* _WHAT IS EXPECTED_
Below are records. Copy every line with "expenditure" in it.
START
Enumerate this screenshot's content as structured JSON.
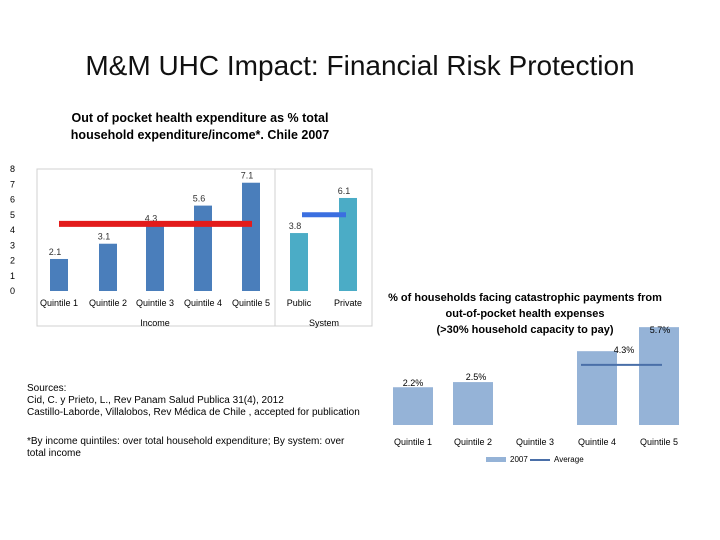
{
  "slide": {
    "title": "M&M UHC Impact: Financial Risk Protection",
    "sources_lines": [
      "Sources:",
      "Cid, C. y Prieto, L., Rev Panam Salud Publica 31(4), 2012",
      "Castillo-Laborde, Villalobos, Rev Médica de Chile , accepted for publication"
    ],
    "note_lines": [
      "*By income quintiles: over total household expenditure; By system: over",
      "total income"
    ]
  },
  "chart_data": [
    {
      "type": "bar",
      "title_lines": [
        "Out of pocket health expenditure as % total",
        "household expenditure/income*. Chile 2007"
      ],
      "categories": [
        "Quintile 1",
        "Quintile 2",
        "Quintile 3",
        "Quintile 4",
        "Quintile 5",
        "Public",
        "Private"
      ],
      "values": [
        2.1,
        3.1,
        4.3,
        5.6,
        7.1,
        3.8,
        6.1
      ],
      "value_labels": [
        "2.1",
        "3.1",
        "4.3",
        "5.6",
        "7.1",
        "3.8",
        "6.1"
      ],
      "group_labels": [
        {
          "label": "Income",
          "categories": [
            "Quintile 1",
            "Quintile 2",
            "Quintile 3",
            "Quintile 4",
            "Quintile 5"
          ]
        },
        {
          "label": "System",
          "categories": [
            "Public",
            "Private"
          ]
        }
      ],
      "average_lines": [
        {
          "categories": [
            "Quintile 1",
            "Quintile 5"
          ],
          "value": 4.4,
          "color": "#e31b1b"
        },
        {
          "categories": [
            "Private",
            "Private"
          ],
          "value": 5.0,
          "color": "#3b6fe0"
        }
      ],
      "bar_colors": [
        "#4a7ebb",
        "#4a7ebb",
        "#4a7ebb",
        "#4a7ebb",
        "#4a7ebb",
        "#4bacc6",
        "#4bacc6"
      ],
      "ylim": [
        0,
        8
      ],
      "yticks": [
        "0",
        "1",
        "2",
        "3",
        "4",
        "5",
        "6",
        "7",
        "8"
      ],
      "grid": false
    },
    {
      "type": "bar",
      "title_lines": [
        "% of households facing catastrophic payments from",
        "out-of-pocket health expenses",
        "(>30% household capacity to pay)"
      ],
      "categories": [
        "Quintile 1",
        "Quintile 2",
        "Quintile 3",
        "Quintile 4",
        "Quintile 5"
      ],
      "values": [
        2.2,
        2.5,
        null,
        4.3,
        5.7
      ],
      "value_labels": [
        "2.2%",
        "2.5%",
        "",
        "4.3%",
        "5.7%"
      ],
      "average": 3.5,
      "series": [
        {
          "name": "2007",
          "color": "#95b3d7"
        },
        {
          "name": "Average",
          "color": "#4a6fa8"
        }
      ],
      "ylim": [
        0,
        6
      ],
      "legend": "bottom",
      "grid": false
    }
  ]
}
END
* _CORRECT RESULT_
      "*By income quintiles: over total household expenditure; By system: over",
        "Out of pocket health expenditure as % total",
        "household expenditure/income*. Chile 2007"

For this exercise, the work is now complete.